Reproduce every entry that follows word for word, but omit the images.

** begin STORED ROWS **

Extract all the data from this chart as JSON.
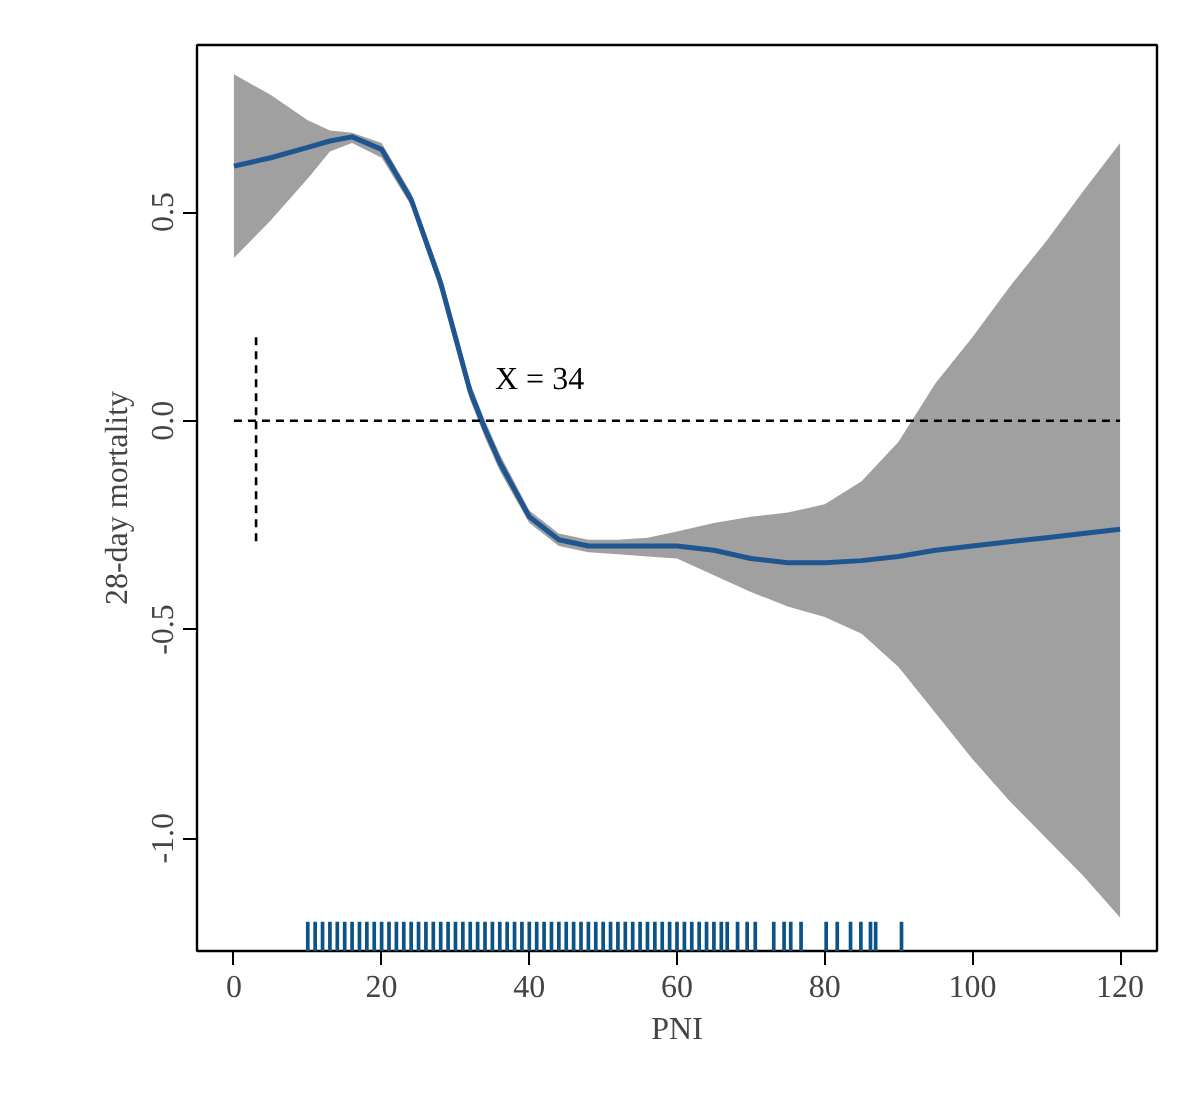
{
  "chart_data": {
    "type": "line",
    "xlabel": "PNI",
    "ylabel": "28-day mortality",
    "xlim": [
      -5,
      125
    ],
    "ylim": [
      -1.27,
      0.9
    ],
    "xticks": [
      0,
      20,
      40,
      60,
      80,
      100,
      120
    ],
    "yticks": [
      {
        "value": -1.0,
        "label": "-1.0"
      },
      {
        "value": -0.5,
        "label": "-0.5"
      },
      {
        "value": 0.0,
        "label": "0.0"
      },
      {
        "value": 0.5,
        "label": "0.5"
      }
    ],
    "grid": false,
    "marker": "none",
    "annotations": [
      {
        "text": "X = 34",
        "x": 34,
        "y": 0.0
      }
    ],
    "series": [
      {
        "color": "#1f5591",
        "line_style": "solid",
        "x": [
          0,
          5,
          10,
          13,
          16,
          20,
          24,
          28,
          32,
          34,
          36,
          40,
          44,
          48,
          52,
          56,
          60,
          65,
          70,
          75,
          80,
          85,
          90,
          95,
          100,
          105,
          110,
          115,
          120
        ],
        "values": [
          0.61,
          0.63,
          0.655,
          0.67,
          0.68,
          0.65,
          0.53,
          0.33,
          0.07,
          -0.02,
          -0.1,
          -0.23,
          -0.285,
          -0.3,
          -0.3,
          -0.3,
          -0.3,
          -0.31,
          -0.33,
          -0.34,
          -0.34,
          -0.335,
          -0.325,
          -0.31,
          -0.3,
          -0.29,
          -0.28,
          -0.27,
          -0.26
        ],
        "lower": [
          0.39,
          0.48,
          0.58,
          0.645,
          0.665,
          0.63,
          0.515,
          0.31,
          0.05,
          -0.04,
          -0.12,
          -0.245,
          -0.3,
          -0.315,
          -0.32,
          -0.325,
          -0.33,
          -0.37,
          -0.41,
          -0.445,
          -0.47,
          -0.51,
          -0.59,
          -0.7,
          -0.81,
          -0.91,
          -1.0,
          -1.09,
          -1.19
        ],
        "upper": [
          0.83,
          0.78,
          0.72,
          0.695,
          0.69,
          0.665,
          0.545,
          0.35,
          0.09,
          0.0,
          -0.08,
          -0.215,
          -0.27,
          -0.285,
          -0.285,
          -0.28,
          -0.265,
          -0.245,
          -0.23,
          -0.22,
          -0.2,
          -0.145,
          -0.05,
          0.09,
          0.2,
          0.32,
          0.43,
          0.55,
          0.665
        ]
      },
      {
        "color": "#000000",
        "line_style": "dashed",
        "x": [
          0,
          120
        ],
        "values": [
          0.0,
          0.0
        ]
      },
      {
        "color": "#000000",
        "line_style": "dashed",
        "x": [
          3,
          3
        ],
        "values": [
          0.2,
          -0.3
        ]
      },
      {
        "type": "bar",
        "color": "#0b5285",
        "x": [
          10,
          11,
          12,
          13,
          14,
          15,
          16,
          17,
          18,
          19,
          20,
          21,
          22,
          23,
          24,
          25,
          26,
          27,
          28,
          29,
          30,
          31,
          32,
          33,
          34,
          35,
          36,
          37,
          38,
          39,
          40,
          41,
          42,
          43,
          44,
          45,
          46,
          47,
          48,
          49,
          50,
          51,
          52,
          53,
          54,
          55,
          56,
          57,
          58,
          59,
          60,
          61,
          62,
          63,
          64,
          65,
          66,
          66.8,
          68.2,
          69.5,
          70.6,
          73.1,
          74.5,
          75.4,
          76.8,
          80.2,
          81.7,
          83.5,
          84.9,
          86.2,
          86.9,
          90.4
        ],
        "base": [
          -1.27,
          -1.27,
          -1.27,
          -1.27,
          -1.27,
          -1.27,
          -1.27,
          -1.27,
          -1.27,
          -1.27,
          -1.27,
          -1.27,
          -1.27,
          -1.27,
          -1.27,
          -1.27,
          -1.27,
          -1.27,
          -1.27,
          -1.27,
          -1.27,
          -1.27,
          -1.27,
          -1.27,
          -1.27,
          -1.27,
          -1.27,
          -1.27,
          -1.27,
          -1.27,
          -1.27,
          -1.27,
          -1.27,
          -1.27,
          -1.27,
          -1.27,
          -1.27,
          -1.27,
          -1.27,
          -1.27,
          -1.27,
          -1.27,
          -1.27,
          -1.27,
          -1.27,
          -1.27,
          -1.27,
          -1.27,
          -1.27,
          -1.27,
          -1.27,
          -1.27,
          -1.27,
          -1.27,
          -1.27,
          -1.27,
          -1.27,
          -1.27,
          -1.27,
          -1.27,
          -1.27,
          -1.27,
          -1.27,
          -1.27,
          -1.27,
          -1.27,
          -1.27,
          -1.27,
          -1.27,
          -1.27,
          -1.27,
          -1.27
        ],
        "values": [
          0.07,
          0.07,
          0.07,
          0.07,
          0.07,
          0.07,
          0.07,
          0.07,
          0.07,
          0.07,
          0.07,
          0.07,
          0.07,
          0.07,
          0.07,
          0.07,
          0.07,
          0.07,
          0.07,
          0.07,
          0.07,
          0.07,
          0.07,
          0.07,
          0.07,
          0.07,
          0.07,
          0.07,
          0.07,
          0.07,
          0.07,
          0.07,
          0.07,
          0.07,
          0.07,
          0.07,
          0.07,
          0.07,
          0.07,
          0.07,
          0.07,
          0.07,
          0.07,
          0.07,
          0.07,
          0.07,
          0.07,
          0.07,
          0.07,
          0.07,
          0.07,
          0.07,
          0.07,
          0.07,
          0.07,
          0.07,
          0.07,
          0.07,
          0.07,
          0.07,
          0.07,
          0.07,
          0.07,
          0.07,
          0.07,
          0.07,
          0.07,
          0.07,
          0.07,
          0.07,
          0.07,
          0.07
        ]
      }
    ]
  }
}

** end STORED ROWS **

SOLUTION:
Extract all the data from this chart as JSON.
{
  "chart_data": {
    "type": "line",
    "xlabel": "PNI",
    "ylabel": "28-day mortality",
    "xlim": [
      -5,
      125
    ],
    "ylim": [
      -1.27,
      0.9
    ],
    "xticks": [
      0,
      20,
      40,
      60,
      80,
      100,
      120
    ],
    "yticks": [
      {
        "value": -1.0,
        "label": "-1.0"
      },
      {
        "value": -0.5,
        "label": "-0.5"
      },
      {
        "value": 0.0,
        "label": "0.0"
      },
      {
        "value": 0.5,
        "label": "0.5"
      }
    ],
    "grid": false,
    "marker": "none",
    "annotations": [
      {
        "text": "X = 34",
        "x": 34,
        "y": 0.0
      }
    ],
    "series": [
      {
        "color": "#1f5591",
        "line_style": "solid",
        "x": [
          0,
          5,
          10,
          13,
          16,
          20,
          24,
          28,
          32,
          34,
          36,
          40,
          44,
          48,
          52,
          56,
          60,
          65,
          70,
          75,
          80,
          85,
          90,
          95,
          100,
          105,
          110,
          115,
          120
        ],
        "values": [
          0.61,
          0.63,
          0.655,
          0.67,
          0.68,
          0.65,
          0.53,
          0.33,
          0.07,
          -0.02,
          -0.1,
          -0.23,
          -0.285,
          -0.3,
          -0.3,
          -0.3,
          -0.3,
          -0.31,
          -0.33,
          -0.34,
          -0.34,
          -0.335,
          -0.325,
          -0.31,
          -0.3,
          -0.29,
          -0.28,
          -0.27,
          -0.26
        ],
        "lower": [
          0.39,
          0.48,
          0.58,
          0.645,
          0.665,
          0.63,
          0.515,
          0.31,
          0.05,
          -0.04,
          -0.12,
          -0.245,
          -0.3,
          -0.315,
          -0.32,
          -0.325,
          -0.33,
          -0.37,
          -0.41,
          -0.445,
          -0.47,
          -0.51,
          -0.59,
          -0.7,
          -0.81,
          -0.91,
          -1.0,
          -1.09,
          -1.19
        ],
        "upper": [
          0.83,
          0.78,
          0.72,
          0.695,
          0.69,
          0.665,
          0.545,
          0.35,
          0.09,
          0.0,
          -0.08,
          -0.215,
          -0.27,
          -0.285,
          -0.285,
          -0.28,
          -0.265,
          -0.245,
          -0.23,
          -0.22,
          -0.2,
          -0.145,
          -0.05,
          0.09,
          0.2,
          0.32,
          0.43,
          0.55,
          0.665
        ]
      },
      {
        "color": "#000000",
        "line_style": "dashed",
        "x": [
          0,
          120
        ],
        "values": [
          0.0,
          0.0
        ]
      },
      {
        "color": "#000000",
        "line_style": "dashed",
        "x": [
          3,
          3
        ],
        "values": [
          0.2,
          -0.3
        ]
      },
      {
        "type": "bar",
        "color": "#0b5285",
        "x": [
          10,
          11,
          12,
          13,
          14,
          15,
          16,
          17,
          18,
          19,
          20,
          21,
          22,
          23,
          24,
          25,
          26,
          27,
          28,
          29,
          30,
          31,
          32,
          33,
          34,
          35,
          36,
          37,
          38,
          39,
          40,
          41,
          42,
          43,
          44,
          45,
          46,
          47,
          48,
          49,
          50,
          51,
          52,
          53,
          54,
          55,
          56,
          57,
          58,
          59,
          60,
          61,
          62,
          63,
          64,
          65,
          66,
          66.8,
          68.2,
          69.5,
          70.6,
          73.1,
          74.5,
          75.4,
          76.8,
          80.2,
          81.7,
          83.5,
          84.9,
          86.2,
          86.9,
          90.4
        ],
        "base": [
          -1.27,
          -1.27,
          -1.27,
          -1.27,
          -1.27,
          -1.27,
          -1.27,
          -1.27,
          -1.27,
          -1.27,
          -1.27,
          -1.27,
          -1.27,
          -1.27,
          -1.27,
          -1.27,
          -1.27,
          -1.27,
          -1.27,
          -1.27,
          -1.27,
          -1.27,
          -1.27,
          -1.27,
          -1.27,
          -1.27,
          -1.27,
          -1.27,
          -1.27,
          -1.27,
          -1.27,
          -1.27,
          -1.27,
          -1.27,
          -1.27,
          -1.27,
          -1.27,
          -1.27,
          -1.27,
          -1.27,
          -1.27,
          -1.27,
          -1.27,
          -1.27,
          -1.27,
          -1.27,
          -1.27,
          -1.27,
          -1.27,
          -1.27,
          -1.27,
          -1.27,
          -1.27,
          -1.27,
          -1.27,
          -1.27,
          -1.27,
          -1.27,
          -1.27,
          -1.27,
          -1.27,
          -1.27,
          -1.27,
          -1.27,
          -1.27,
          -1.27,
          -1.27,
          -1.27,
          -1.27,
          -1.27,
          -1.27,
          -1.27
        ],
        "values": [
          0.07,
          0.07,
          0.07,
          0.07,
          0.07,
          0.07,
          0.07,
          0.07,
          0.07,
          0.07,
          0.07,
          0.07,
          0.07,
          0.07,
          0.07,
          0.07,
          0.07,
          0.07,
          0.07,
          0.07,
          0.07,
          0.07,
          0.07,
          0.07,
          0.07,
          0.07,
          0.07,
          0.07,
          0.07,
          0.07,
          0.07,
          0.07,
          0.07,
          0.07,
          0.07,
          0.07,
          0.07,
          0.07,
          0.07,
          0.07,
          0.07,
          0.07,
          0.07,
          0.07,
          0.07,
          0.07,
          0.07,
          0.07,
          0.07,
          0.07,
          0.07,
          0.07,
          0.07,
          0.07,
          0.07,
          0.07,
          0.07,
          0.07,
          0.07,
          0.07,
          0.07,
          0.07,
          0.07,
          0.07,
          0.07,
          0.07,
          0.07,
          0.07,
          0.07,
          0.07,
          0.07,
          0.07
        ]
      }
    ]
  }
}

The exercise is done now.